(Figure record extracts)
****************************************
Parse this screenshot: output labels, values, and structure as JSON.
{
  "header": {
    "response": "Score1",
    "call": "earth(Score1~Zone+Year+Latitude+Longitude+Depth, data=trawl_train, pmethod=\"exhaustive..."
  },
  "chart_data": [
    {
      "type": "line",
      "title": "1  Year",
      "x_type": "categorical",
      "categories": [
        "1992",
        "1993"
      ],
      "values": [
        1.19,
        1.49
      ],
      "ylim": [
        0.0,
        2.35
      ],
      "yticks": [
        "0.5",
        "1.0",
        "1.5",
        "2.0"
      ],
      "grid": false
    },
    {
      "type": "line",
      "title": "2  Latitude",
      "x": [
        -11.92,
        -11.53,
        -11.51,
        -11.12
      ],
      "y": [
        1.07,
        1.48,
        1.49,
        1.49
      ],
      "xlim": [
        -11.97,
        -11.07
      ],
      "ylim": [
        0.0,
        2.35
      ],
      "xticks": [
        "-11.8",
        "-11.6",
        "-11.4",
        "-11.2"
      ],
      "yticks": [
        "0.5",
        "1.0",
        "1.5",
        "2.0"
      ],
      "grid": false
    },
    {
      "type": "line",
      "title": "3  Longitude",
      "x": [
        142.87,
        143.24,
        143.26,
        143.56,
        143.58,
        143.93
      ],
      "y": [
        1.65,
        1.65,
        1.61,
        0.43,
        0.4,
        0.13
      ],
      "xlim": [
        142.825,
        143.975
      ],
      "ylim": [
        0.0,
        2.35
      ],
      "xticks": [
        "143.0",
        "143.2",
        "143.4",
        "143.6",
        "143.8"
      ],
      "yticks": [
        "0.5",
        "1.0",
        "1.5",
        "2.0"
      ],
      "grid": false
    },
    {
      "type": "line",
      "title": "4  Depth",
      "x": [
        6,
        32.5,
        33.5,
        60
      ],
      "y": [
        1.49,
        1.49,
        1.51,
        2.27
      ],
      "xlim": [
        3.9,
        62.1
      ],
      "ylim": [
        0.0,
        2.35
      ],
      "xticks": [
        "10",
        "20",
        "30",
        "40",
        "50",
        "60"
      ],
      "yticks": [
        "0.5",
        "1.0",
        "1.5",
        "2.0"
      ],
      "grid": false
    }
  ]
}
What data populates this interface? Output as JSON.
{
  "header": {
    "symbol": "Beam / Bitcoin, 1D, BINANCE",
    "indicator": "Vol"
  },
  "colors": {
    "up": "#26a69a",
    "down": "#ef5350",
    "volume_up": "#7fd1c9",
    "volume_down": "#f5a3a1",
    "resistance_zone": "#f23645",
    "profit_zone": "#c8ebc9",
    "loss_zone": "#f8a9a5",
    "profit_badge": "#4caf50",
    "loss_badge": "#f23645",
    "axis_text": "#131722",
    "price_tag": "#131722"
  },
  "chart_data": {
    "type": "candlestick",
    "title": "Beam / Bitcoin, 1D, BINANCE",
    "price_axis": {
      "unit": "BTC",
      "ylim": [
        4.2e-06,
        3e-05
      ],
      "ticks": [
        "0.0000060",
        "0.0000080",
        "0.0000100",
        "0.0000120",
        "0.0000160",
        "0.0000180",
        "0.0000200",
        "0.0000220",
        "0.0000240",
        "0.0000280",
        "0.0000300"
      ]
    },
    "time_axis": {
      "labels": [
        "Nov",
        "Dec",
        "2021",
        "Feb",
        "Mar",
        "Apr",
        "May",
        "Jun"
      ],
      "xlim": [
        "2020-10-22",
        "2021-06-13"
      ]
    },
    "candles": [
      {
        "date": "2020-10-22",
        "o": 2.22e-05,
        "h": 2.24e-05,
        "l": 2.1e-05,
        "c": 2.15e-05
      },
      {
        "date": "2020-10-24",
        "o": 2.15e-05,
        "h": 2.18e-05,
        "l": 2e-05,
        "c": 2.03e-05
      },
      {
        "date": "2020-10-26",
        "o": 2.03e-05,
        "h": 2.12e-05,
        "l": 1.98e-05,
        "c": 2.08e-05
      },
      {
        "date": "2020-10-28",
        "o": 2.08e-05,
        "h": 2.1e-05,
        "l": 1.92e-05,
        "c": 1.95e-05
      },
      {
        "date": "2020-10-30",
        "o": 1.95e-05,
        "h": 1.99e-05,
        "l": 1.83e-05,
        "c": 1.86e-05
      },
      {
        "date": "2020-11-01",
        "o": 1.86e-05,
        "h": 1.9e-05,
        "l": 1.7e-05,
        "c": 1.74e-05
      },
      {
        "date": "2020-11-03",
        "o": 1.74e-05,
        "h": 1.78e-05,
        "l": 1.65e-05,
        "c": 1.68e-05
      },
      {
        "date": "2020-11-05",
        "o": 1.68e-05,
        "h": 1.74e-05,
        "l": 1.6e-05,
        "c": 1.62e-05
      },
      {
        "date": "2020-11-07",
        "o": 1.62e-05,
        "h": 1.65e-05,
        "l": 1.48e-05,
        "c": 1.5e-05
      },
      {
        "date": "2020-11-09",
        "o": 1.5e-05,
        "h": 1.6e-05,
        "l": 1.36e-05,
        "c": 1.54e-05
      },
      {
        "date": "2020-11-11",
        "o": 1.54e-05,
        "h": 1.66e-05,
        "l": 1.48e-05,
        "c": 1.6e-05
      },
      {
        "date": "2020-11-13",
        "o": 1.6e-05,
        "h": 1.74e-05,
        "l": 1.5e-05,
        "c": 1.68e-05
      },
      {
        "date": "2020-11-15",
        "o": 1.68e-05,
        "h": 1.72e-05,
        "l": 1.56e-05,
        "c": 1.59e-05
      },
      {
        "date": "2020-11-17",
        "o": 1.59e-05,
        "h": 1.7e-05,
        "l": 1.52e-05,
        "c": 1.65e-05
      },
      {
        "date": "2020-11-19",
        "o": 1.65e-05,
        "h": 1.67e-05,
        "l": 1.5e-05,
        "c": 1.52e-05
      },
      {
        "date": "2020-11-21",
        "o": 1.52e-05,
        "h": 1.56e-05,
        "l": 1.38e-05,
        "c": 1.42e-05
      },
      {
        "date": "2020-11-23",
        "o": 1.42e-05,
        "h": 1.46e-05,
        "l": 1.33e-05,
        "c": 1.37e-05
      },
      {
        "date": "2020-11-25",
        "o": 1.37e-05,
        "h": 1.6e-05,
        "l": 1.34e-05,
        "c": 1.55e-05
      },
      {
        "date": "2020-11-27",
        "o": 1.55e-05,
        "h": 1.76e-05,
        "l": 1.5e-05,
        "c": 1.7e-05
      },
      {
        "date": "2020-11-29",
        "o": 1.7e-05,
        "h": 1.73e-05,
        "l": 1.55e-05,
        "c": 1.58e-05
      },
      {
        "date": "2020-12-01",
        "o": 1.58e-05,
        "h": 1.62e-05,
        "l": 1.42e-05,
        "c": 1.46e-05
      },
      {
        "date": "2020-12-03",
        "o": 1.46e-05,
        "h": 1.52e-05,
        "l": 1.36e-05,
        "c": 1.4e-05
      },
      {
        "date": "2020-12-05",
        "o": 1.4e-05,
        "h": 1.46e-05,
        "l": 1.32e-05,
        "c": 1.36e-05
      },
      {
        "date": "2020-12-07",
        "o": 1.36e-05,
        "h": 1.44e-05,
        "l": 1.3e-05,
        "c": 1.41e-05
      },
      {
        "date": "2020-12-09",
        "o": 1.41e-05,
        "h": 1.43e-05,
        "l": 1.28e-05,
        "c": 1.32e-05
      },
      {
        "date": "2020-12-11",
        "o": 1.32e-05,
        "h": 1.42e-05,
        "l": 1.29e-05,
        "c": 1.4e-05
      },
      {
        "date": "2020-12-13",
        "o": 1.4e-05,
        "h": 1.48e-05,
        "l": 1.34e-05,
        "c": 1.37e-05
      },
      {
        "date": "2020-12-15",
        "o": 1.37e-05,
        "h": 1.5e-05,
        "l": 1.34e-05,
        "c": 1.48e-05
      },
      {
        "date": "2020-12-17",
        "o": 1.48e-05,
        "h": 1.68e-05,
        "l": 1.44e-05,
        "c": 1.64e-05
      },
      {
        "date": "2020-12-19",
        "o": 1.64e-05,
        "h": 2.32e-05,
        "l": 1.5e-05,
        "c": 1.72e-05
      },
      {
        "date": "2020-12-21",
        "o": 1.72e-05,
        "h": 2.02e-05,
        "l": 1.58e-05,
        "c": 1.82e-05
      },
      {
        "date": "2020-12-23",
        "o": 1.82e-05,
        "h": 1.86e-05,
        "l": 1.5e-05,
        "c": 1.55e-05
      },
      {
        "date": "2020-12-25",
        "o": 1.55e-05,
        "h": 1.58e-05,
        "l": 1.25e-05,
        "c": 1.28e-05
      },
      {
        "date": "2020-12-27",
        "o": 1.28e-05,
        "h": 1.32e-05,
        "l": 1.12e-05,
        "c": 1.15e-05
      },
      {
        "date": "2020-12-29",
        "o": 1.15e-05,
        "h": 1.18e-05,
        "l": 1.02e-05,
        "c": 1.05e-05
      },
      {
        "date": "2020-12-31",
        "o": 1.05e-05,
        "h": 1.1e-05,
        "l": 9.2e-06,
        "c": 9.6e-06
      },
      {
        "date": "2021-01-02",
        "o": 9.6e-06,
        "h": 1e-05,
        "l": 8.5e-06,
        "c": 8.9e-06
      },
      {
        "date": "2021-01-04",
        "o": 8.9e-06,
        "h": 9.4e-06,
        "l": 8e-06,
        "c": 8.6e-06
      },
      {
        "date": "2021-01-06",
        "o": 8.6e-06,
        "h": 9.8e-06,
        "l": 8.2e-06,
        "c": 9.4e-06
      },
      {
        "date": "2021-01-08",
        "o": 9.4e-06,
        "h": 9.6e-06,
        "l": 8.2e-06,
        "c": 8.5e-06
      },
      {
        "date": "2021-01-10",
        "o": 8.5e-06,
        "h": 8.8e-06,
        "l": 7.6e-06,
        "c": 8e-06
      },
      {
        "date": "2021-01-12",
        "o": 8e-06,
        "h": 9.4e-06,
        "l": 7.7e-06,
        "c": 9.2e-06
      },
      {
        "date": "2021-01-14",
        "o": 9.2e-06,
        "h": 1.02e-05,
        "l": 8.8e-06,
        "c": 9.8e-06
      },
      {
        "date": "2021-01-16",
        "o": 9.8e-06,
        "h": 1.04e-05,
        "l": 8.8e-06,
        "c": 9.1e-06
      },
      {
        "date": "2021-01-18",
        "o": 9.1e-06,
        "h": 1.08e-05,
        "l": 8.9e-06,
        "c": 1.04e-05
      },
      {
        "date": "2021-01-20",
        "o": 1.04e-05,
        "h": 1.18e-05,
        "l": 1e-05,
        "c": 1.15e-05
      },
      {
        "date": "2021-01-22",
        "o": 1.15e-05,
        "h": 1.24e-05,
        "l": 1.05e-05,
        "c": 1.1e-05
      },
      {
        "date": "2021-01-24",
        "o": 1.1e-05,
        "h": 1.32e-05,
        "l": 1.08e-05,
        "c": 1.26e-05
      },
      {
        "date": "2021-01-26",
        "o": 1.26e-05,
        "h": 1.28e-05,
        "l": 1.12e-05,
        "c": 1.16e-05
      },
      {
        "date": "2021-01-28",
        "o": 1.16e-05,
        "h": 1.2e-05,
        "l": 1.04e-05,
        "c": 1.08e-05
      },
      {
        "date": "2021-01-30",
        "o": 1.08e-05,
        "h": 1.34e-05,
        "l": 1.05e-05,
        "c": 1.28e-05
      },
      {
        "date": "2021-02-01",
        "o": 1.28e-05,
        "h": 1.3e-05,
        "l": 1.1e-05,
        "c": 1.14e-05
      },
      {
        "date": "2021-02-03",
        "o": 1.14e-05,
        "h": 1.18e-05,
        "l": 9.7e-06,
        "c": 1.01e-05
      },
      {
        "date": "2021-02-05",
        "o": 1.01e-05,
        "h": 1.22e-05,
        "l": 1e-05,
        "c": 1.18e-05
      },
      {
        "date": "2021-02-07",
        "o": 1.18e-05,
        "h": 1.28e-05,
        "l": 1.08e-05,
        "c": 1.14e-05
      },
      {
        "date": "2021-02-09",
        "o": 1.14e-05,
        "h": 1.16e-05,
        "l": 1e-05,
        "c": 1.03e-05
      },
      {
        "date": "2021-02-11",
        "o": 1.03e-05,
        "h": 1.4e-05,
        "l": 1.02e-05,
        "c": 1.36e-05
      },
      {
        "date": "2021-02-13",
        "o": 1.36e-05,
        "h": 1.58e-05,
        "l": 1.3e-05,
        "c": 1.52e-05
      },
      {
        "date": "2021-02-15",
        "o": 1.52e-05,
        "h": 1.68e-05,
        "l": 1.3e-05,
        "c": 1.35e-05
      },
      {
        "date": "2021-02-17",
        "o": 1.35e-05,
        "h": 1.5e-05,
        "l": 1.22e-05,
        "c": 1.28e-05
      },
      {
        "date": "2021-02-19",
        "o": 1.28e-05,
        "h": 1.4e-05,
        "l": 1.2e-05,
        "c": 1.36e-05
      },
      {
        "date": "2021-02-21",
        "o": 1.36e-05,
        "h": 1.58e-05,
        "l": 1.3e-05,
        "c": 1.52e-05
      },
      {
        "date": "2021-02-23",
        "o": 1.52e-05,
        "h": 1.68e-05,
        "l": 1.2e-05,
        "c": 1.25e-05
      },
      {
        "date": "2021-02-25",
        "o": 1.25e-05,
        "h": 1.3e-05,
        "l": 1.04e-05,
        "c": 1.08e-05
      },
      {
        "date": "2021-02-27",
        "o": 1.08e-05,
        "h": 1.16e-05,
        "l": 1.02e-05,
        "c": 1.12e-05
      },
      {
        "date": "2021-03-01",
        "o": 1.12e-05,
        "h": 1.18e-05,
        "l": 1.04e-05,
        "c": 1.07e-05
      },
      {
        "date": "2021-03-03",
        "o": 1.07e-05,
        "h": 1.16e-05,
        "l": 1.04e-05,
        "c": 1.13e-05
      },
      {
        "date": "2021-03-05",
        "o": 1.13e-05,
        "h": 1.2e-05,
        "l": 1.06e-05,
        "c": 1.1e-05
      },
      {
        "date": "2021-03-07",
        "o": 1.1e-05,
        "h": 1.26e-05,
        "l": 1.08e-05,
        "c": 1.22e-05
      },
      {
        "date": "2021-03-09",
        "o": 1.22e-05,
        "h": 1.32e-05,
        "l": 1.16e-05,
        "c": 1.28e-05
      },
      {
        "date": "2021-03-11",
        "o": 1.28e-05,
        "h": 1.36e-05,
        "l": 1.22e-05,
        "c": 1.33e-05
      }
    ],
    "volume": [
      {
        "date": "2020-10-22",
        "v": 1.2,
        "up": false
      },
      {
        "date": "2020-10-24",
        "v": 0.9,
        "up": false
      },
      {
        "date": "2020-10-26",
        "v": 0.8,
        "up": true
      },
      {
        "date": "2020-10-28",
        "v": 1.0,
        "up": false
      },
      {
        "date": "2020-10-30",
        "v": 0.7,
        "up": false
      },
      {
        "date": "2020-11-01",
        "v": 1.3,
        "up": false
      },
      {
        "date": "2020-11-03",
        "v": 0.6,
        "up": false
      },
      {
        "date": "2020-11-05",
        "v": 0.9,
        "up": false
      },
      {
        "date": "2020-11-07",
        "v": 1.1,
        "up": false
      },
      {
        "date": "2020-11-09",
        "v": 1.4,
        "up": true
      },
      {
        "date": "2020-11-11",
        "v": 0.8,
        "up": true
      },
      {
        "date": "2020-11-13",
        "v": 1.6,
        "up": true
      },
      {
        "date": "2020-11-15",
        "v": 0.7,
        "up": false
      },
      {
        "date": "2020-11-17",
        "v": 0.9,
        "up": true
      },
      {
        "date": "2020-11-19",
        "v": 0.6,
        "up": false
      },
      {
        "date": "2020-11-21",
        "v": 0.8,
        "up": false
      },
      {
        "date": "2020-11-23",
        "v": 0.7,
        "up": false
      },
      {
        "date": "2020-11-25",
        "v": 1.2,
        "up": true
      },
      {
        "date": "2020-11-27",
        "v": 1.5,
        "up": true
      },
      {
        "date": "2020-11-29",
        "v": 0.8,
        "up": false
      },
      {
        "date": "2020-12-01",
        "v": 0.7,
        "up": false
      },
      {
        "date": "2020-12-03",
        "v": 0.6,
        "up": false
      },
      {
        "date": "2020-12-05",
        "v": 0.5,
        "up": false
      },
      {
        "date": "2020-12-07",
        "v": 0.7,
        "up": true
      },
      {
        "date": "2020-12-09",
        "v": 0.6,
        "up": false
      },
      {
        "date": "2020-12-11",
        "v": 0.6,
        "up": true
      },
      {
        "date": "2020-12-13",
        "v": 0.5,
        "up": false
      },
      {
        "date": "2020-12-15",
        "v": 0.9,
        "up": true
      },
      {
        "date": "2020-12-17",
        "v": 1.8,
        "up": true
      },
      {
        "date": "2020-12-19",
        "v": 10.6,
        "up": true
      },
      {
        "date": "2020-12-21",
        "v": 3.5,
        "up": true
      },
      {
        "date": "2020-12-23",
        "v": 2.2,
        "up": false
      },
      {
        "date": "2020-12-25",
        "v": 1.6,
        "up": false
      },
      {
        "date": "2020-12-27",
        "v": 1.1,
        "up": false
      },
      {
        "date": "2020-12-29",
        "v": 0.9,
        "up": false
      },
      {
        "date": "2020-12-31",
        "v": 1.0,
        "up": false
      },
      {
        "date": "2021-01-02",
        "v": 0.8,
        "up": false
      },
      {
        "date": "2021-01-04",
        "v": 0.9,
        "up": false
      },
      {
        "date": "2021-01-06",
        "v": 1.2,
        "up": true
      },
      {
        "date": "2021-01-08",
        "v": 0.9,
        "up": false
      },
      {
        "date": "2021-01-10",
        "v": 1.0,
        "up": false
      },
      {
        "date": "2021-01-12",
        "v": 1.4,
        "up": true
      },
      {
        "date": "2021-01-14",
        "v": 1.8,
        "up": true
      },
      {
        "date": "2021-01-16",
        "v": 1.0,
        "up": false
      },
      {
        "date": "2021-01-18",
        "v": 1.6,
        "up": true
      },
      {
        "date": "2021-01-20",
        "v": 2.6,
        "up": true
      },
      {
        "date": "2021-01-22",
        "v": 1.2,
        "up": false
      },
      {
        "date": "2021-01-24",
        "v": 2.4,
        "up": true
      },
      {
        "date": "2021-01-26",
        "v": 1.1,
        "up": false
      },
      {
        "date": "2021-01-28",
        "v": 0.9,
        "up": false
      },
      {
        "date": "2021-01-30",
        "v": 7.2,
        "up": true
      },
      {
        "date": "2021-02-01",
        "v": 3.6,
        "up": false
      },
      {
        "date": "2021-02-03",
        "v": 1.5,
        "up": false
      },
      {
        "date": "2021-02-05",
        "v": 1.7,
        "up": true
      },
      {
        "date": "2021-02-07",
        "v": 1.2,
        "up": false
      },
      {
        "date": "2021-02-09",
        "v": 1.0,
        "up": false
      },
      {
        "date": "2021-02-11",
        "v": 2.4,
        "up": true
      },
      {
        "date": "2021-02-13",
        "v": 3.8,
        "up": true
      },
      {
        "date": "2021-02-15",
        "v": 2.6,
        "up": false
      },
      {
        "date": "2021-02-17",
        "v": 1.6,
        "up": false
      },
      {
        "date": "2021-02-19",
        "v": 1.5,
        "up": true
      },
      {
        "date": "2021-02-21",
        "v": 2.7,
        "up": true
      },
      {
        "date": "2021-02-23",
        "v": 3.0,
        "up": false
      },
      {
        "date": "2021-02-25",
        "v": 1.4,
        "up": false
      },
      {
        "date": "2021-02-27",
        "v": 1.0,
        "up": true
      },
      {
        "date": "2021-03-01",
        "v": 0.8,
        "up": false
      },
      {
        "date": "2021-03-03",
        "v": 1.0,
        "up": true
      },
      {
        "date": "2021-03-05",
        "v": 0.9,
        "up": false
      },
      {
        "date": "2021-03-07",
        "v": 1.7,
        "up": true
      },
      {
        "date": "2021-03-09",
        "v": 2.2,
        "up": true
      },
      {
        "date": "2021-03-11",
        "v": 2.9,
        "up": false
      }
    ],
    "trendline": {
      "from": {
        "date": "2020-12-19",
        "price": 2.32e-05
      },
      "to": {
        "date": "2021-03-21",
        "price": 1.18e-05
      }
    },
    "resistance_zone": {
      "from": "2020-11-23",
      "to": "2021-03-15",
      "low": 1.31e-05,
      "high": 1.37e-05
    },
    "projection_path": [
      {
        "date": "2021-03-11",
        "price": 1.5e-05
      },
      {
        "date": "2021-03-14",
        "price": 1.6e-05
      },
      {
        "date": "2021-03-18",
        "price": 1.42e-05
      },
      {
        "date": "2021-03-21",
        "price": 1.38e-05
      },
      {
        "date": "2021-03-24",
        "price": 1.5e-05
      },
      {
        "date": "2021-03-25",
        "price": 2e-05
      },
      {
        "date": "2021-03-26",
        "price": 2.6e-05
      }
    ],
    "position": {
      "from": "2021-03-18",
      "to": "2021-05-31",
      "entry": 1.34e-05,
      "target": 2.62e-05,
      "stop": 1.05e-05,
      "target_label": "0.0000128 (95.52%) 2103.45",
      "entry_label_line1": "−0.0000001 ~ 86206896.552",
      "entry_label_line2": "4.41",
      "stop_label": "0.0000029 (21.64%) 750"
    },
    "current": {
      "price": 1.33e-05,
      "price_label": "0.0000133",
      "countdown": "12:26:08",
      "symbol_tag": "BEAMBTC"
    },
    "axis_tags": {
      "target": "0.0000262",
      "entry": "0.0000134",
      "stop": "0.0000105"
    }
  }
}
****************************************
Exercise task: Copy every line in the entries above that has the string "values" in it.

Reply to the task:
Parse this screenshot: output labels, values, and structure as JSON.
      "values": [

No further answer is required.